== Verilen Metin ==
BAKKAL

Bakkal deyince özellikle belli bir yaşın üzerinde olanların bellekleri anılarla doludur.
Sosyal, ekonomik yaşamımızın bir parçası olan bakkallık günümüzde zor günler geçirmektedir. Onların yerini artık çoğu yabancı sermayeli yüzlerce, hatta bazıları binlerce m2’den oluşan yine sayıları yüzleri, binleri bulan Türkiye’nin her yanına dağılmış hipermarketler, süper marketler zincirleri almıştır. Gelişmeler bu doğrultuda sürdüğü takdirde Anadolu’nun en ücra köşelerinde, en sapa yerlerinde dahi bakkal bayraklarının birer birer düşeceğini beklemeliyiz.

Bakkal, bizim Ticaret Kanunumuzun esnaf diye tanımlanan kesimi içerisinde değerlendirilmesi gereken bir meslek grubudur. Ticaret Kanunumuzun 15 nci maddesi ister gezici, ister seyyar, yaptığı ekonomik faaliyeti sermayesinden ziyade bedeni çalışmasına dayanan serbest çalışan meslek sahiplerini esnaf olarak nitelemektedir. Bu gruba girenlerin ayrıca gelirlerinin bakanlar kurulunca tespit edilen bir sınırı da aşmaması gerekmektedir.

İşte bakkallar bu esnaf tanımının gıda ticareti ile uğraşan kolunu oluştururlar.

Anadolu da yerleşik tanımları mahalle bakkalıdır. Bakkallar mahallenin köklü vazgeçilmez unsurlarından biridir. Bakkal zamanla mahallenin bireylerinden biri gibi algılanır hale gelir.

Bir işi çıktığında yerine mahallelilerden birinin bakması olağandır. Ders veren öğretmenin, kiralık evin, alınacak, satılacak bir şeyi olanın ilanı bakkalın camındadır.

Mahallenin dedikodusunu da ya bakkal çalışanından, ya da bakkalda ayaküstü sohbet eden mahalleliden öğrenmeniz mümkündür.

Edirne peynirinin gelmesini kimlerin beklediğini, horoz fasulyesinin meraklılarını bakkal bilir ve onları haberdar eder.
===
== Verilen Bilgiler ==
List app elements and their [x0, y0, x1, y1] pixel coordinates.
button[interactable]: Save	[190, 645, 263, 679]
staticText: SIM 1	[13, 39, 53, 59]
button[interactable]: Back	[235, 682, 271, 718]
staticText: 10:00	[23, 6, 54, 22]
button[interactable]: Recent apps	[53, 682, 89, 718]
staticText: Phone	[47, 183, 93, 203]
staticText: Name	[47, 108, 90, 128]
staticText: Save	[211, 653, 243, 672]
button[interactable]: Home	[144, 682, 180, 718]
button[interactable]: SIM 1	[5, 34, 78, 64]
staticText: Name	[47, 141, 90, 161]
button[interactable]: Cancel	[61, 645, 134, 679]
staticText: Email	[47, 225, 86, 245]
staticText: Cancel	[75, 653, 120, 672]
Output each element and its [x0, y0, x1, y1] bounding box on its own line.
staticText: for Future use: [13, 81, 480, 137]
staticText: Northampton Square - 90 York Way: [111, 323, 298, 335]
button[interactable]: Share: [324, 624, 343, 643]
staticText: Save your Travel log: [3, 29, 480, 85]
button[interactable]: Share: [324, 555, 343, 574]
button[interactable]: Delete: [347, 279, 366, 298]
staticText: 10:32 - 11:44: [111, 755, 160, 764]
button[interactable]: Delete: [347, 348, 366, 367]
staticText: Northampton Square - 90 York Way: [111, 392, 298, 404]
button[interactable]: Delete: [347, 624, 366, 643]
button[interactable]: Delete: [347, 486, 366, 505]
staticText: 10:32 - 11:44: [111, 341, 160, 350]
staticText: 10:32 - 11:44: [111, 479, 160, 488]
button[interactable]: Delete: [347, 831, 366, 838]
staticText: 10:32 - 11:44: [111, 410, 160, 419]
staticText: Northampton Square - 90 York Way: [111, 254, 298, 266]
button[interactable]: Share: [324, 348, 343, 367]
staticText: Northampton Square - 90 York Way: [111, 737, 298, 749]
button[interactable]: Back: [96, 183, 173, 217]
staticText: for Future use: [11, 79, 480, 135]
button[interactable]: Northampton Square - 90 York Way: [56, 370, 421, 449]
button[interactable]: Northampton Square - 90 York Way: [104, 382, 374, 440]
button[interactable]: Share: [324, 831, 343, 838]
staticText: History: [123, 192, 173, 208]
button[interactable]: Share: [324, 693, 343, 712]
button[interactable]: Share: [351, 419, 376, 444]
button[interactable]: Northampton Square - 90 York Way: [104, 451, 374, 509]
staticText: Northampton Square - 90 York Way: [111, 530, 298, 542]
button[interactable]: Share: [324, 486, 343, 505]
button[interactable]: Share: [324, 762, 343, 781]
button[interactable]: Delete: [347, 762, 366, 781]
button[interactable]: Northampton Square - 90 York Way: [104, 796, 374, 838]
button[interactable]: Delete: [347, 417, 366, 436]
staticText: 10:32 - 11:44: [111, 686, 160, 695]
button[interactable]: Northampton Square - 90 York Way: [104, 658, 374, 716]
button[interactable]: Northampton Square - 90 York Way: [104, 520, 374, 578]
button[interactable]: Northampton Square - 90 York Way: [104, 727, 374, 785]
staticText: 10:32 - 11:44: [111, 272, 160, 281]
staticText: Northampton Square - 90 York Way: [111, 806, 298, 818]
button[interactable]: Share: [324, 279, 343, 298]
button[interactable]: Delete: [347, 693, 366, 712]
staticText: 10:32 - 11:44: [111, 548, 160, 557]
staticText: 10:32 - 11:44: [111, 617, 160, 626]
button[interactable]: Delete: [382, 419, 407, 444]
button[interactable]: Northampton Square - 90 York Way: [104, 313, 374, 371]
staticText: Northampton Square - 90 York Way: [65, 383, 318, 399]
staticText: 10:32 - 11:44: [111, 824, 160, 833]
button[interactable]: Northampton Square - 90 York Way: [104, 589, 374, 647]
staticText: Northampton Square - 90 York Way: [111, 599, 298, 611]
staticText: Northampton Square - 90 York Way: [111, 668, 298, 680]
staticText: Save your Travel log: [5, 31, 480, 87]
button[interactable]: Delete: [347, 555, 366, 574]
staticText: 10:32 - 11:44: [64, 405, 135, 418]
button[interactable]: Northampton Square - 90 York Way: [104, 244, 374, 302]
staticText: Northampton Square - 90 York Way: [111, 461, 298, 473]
===
● Yönergeler
- 1) Kayıtların başından "staticText: 10:32 - 11:44: [111, 410, 160, 419]" ifadesinin geçtiği satıra kadar (o satır dahil) olan satırları, "Delete" yerine "Remove" koyarak yeniden yazınız. Başka hiçbir şeyi değiştirmeyiniz.
- 2) Bakkallık üzerine olan metni kaldığı yerden sürdürünüz.
Metin ile kayıtlar birbirinden bağımsızdır.

● Sırasıyla Cevaplar
- 1)
List app elements and their [x0, y0, x1, y1] pixel coordinates.
button[interactable]: Save	[190, 645, 263, 679]
staticText: SIM 1	[13, 39, 53, 59]
button[interactable]: Back	[235, 682, 271, 718]
staticText: 10:00	[23, 6, 54, 22]
button[interactable]: Recent apps	[53, 682, 89, 718]
staticText: Phone	[47, 183, 93, 203]
staticText: Name	[47, 108, 90, 128]
staticText: Save	[211, 653, 243, 672]
button[interactable]: Home	[144, 682, 180, 718]
button[interactable]: SIM 1	[5, 34, 78, 64]
staticText: Name	[47, 141, 90, 161]
button[interactable]: Cancel	[61, 645, 134, 679]
staticText: Email	[47, 225, 86, 245]
staticText: Cancel	[75, 653, 120, 672]
Output each element and its [x0, y0, x1, y1] bounding box on its own line.
staticText: for Future use: [13, 81, 480, 137]
staticText: Northampton Square - 90 York Way: [111, 323, 298, 335]
button[interactable]: Share: [324, 624, 343, 643]
staticText: Save your Travel log: [3, 29, 480, 85]
button[interactable]: Share: [324, 555, 343, 574]
button[interactable]: Remove: [347, 279, 366, 298]
staticText: 10:32 - 11:44: [111, 755, 160, 764]
button[interactable]: Remove: [347, 348, 366, 367]
staticText: Northampton Square - 90 York Way: [111, 392, 298, 404]
button[interactable]: Remove: [347, 624, 366, 643]
button[interactable]: Remove: [347, 486, 366, 505]
staticText: 10:32 - 11:44: [111, 341, 160, 350]
staticText: 10:32 - 11:44: [111, 479, 160, 488]
button[interactable]: Remove: [347, 831, 366, 838]
staticText: 10:32 - 11:44: [111, 410, 160, 419]

- 2)
Yalnızca gıda mı? Gazeteden, süpürgeye, deterjandan, içkiye, sigaraya her türlü gereksinimin karşılandığı yerdir bakkallar.

Zaman zaman “pirince taş karıştırdı”, “tereyağına margarin kattı” diye eleştirilseler de bakmayın siz onlara. Onlar bizim kültürümüzün renkli öğeleridir.

Yazın bakkalın önünde duran içi buz dolu varilden alınan soğuk, buz gibi gazozların testerenin tersiyle vurularak açılmasıyla saçılan köpüklerle sanki en pahalı şampanyayı içercesine zevkle içtiğimiz gazozların hatırına bakkallarımıza toz kondurmayız.

Mahallemizin bakkalı Tayyare Duran Efendinin “kocakarı yağ katmış çökeleğe” diye bağırarak çökelek satması hala kulaklarımda yankılanıyor.

Bakkal aybaşlarında önünden zor geçilse de kara gün dostuydu. Veresiye defterleri çaresiz, yoksul insanların hesaplarıyla şiştikçe şişerdi.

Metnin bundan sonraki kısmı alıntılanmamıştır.